WHAT YOU WILL DO
Gather, from the listing beneath this task, every line holding the string "target".

** Start THE RECORDS **

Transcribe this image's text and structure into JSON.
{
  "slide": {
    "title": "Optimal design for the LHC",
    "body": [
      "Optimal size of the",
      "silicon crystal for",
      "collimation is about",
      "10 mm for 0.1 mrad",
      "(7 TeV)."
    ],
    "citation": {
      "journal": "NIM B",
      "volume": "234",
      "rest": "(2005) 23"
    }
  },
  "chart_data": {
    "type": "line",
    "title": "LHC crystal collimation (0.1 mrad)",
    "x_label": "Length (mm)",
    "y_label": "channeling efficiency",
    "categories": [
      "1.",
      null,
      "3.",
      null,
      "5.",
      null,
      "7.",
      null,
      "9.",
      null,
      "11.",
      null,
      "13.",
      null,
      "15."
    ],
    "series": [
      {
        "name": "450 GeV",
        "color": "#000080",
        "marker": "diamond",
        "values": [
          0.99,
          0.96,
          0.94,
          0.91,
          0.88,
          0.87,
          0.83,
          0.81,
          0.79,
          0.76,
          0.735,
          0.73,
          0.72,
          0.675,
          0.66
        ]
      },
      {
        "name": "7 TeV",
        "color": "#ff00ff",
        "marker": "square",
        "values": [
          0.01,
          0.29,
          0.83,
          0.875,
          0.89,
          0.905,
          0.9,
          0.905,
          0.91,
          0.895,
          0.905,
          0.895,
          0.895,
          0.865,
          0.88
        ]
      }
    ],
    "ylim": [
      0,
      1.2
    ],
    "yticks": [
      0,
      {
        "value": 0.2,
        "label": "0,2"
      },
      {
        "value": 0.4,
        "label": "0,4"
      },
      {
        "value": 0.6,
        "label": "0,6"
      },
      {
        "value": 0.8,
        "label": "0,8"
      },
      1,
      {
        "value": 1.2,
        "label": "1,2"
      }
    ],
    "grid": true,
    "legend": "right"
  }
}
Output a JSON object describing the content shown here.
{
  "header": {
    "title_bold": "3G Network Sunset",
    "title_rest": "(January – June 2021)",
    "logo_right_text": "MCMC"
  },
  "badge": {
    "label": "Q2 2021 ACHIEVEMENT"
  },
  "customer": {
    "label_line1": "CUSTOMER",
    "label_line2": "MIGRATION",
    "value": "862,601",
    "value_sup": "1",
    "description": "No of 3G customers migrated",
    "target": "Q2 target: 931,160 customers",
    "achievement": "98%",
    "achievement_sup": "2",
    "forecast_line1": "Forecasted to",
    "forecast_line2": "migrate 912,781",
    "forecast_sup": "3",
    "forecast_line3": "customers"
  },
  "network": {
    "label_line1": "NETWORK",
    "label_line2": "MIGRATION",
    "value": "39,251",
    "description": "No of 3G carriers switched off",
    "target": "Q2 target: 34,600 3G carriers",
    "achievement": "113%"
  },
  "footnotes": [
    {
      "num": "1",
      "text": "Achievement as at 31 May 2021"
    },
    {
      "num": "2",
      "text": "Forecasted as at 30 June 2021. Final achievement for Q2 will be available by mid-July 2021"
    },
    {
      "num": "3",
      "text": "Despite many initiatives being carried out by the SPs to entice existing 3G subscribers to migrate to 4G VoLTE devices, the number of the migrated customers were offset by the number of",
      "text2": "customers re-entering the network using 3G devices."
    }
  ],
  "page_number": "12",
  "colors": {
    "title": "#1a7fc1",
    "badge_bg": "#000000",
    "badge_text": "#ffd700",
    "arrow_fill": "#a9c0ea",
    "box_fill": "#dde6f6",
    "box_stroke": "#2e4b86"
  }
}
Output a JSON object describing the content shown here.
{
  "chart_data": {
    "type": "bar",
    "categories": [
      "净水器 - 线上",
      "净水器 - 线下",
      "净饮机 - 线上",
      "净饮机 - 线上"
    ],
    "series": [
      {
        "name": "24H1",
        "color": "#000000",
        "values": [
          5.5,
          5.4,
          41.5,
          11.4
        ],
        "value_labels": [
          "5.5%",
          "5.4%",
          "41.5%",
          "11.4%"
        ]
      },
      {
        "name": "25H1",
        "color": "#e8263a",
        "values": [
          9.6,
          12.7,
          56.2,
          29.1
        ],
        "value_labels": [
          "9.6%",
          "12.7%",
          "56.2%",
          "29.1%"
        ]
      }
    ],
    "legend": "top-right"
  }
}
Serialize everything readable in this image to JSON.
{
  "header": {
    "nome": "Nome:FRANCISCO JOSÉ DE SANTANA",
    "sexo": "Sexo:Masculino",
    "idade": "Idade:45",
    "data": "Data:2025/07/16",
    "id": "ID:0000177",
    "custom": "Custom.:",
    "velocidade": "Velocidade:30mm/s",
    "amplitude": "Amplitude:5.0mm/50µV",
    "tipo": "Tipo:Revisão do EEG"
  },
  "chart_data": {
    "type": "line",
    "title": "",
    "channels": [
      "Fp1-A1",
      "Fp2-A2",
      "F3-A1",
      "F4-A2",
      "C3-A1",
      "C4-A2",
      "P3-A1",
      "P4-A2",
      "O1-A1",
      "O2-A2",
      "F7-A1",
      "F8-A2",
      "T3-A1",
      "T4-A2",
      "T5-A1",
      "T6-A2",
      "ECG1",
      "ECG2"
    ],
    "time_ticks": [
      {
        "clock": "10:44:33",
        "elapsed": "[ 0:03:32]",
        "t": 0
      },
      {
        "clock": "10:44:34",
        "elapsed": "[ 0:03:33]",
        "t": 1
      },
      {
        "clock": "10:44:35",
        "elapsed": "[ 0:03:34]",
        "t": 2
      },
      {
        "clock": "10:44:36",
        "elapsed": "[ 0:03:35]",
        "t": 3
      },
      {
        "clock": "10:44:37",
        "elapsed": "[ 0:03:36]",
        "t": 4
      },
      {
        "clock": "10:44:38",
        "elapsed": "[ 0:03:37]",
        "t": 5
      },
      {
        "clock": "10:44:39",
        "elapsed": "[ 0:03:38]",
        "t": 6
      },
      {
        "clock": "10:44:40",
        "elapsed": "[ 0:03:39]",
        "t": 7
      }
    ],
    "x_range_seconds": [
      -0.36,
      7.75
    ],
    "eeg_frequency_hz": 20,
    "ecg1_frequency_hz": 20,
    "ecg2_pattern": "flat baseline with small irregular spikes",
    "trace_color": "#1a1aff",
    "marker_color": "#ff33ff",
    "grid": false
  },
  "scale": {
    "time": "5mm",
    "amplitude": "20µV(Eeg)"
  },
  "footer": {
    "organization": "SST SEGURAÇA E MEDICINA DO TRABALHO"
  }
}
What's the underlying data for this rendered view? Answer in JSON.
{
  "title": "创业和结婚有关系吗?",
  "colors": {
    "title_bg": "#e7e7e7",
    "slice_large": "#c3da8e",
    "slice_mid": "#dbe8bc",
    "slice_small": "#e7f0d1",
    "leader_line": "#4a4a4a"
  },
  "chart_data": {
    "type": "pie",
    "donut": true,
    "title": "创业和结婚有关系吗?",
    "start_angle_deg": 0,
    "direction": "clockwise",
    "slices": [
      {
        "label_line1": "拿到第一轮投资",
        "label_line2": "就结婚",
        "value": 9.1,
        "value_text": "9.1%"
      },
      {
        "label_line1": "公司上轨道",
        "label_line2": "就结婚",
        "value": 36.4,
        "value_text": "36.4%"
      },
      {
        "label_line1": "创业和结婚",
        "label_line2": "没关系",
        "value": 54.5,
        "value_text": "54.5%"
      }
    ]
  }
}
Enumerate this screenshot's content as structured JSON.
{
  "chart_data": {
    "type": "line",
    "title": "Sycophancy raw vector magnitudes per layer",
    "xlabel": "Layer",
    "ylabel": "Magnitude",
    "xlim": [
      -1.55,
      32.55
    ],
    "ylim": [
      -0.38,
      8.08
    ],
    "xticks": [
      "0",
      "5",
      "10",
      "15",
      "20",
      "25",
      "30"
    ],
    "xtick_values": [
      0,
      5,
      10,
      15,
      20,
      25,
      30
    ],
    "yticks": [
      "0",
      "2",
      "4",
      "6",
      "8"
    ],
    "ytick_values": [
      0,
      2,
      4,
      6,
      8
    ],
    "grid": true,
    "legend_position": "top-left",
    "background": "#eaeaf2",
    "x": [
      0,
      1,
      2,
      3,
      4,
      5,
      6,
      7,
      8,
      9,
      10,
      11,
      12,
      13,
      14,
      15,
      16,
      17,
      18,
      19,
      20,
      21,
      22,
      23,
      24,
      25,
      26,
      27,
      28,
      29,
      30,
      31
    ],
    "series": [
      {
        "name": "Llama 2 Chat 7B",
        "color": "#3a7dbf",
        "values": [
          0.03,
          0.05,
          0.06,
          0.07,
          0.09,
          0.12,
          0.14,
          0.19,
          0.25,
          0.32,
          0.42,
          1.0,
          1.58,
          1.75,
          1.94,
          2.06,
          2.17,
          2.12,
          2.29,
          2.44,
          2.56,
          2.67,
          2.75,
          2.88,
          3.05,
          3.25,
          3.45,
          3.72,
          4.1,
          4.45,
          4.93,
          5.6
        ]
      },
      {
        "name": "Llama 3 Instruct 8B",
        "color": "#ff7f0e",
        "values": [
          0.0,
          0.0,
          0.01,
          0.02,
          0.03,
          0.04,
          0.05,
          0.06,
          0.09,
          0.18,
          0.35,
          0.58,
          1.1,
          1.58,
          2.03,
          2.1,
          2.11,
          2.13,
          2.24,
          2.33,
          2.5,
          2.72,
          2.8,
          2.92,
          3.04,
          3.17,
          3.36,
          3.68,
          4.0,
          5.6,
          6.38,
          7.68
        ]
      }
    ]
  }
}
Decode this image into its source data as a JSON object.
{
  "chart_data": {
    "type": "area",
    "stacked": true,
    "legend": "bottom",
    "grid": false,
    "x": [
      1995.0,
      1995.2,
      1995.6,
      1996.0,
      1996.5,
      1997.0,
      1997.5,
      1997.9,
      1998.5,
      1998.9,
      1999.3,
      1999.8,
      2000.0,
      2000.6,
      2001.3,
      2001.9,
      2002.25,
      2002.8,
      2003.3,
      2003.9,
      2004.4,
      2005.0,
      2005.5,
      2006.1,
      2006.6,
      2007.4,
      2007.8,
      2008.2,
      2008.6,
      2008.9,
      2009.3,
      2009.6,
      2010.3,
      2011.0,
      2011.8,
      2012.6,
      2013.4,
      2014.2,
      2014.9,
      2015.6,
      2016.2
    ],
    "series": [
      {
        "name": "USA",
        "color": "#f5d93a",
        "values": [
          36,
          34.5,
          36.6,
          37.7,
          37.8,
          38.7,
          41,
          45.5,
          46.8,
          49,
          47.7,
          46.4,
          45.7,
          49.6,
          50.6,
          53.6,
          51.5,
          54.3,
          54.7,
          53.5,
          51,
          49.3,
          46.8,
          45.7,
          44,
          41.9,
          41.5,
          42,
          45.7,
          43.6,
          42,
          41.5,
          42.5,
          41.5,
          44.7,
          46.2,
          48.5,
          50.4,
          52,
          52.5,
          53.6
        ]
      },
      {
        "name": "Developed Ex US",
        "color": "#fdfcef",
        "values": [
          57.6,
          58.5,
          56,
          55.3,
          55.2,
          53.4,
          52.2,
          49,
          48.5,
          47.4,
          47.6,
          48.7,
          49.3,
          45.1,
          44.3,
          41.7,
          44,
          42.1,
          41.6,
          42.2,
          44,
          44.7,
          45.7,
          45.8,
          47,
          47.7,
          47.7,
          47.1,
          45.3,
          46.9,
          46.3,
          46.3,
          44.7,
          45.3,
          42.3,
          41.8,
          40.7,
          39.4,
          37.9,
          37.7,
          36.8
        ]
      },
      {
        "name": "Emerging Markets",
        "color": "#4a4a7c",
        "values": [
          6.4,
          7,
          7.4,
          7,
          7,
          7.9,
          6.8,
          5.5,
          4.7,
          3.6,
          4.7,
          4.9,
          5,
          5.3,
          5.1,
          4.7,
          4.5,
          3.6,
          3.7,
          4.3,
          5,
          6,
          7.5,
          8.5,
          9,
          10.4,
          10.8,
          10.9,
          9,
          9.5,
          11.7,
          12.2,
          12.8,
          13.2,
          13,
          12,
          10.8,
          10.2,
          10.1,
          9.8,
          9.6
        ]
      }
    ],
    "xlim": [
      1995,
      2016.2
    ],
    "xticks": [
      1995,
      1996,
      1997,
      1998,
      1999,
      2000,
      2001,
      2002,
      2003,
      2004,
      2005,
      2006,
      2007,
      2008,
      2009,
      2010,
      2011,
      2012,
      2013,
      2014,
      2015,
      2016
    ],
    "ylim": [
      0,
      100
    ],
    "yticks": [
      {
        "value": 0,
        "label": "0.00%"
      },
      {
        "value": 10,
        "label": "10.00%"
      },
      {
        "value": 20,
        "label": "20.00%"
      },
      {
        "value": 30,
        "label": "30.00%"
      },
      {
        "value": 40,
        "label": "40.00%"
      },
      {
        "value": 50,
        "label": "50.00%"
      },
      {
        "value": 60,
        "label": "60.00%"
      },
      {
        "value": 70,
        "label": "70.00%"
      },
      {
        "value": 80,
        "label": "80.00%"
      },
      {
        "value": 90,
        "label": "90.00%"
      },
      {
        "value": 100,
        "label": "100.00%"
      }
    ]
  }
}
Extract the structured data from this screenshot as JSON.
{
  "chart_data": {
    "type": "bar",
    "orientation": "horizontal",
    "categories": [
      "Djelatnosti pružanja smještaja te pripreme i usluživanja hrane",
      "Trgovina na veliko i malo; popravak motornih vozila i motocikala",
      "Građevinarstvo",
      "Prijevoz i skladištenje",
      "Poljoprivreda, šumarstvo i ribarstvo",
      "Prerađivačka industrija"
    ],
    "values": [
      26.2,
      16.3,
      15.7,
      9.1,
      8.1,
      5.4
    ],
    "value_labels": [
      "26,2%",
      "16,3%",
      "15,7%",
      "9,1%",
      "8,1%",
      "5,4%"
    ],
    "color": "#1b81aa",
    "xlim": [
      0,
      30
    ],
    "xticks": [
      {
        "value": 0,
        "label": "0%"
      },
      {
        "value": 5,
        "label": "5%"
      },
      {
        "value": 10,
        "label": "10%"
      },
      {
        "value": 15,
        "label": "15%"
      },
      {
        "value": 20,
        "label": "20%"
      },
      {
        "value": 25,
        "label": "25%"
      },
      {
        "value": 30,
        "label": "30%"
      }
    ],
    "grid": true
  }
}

** End THE RECORDS **

REPLY TO THE EXERCISE
    "target": "Q2 target: 931,160 customers",
    "target": "Q2 target: 34,600 3G carriers",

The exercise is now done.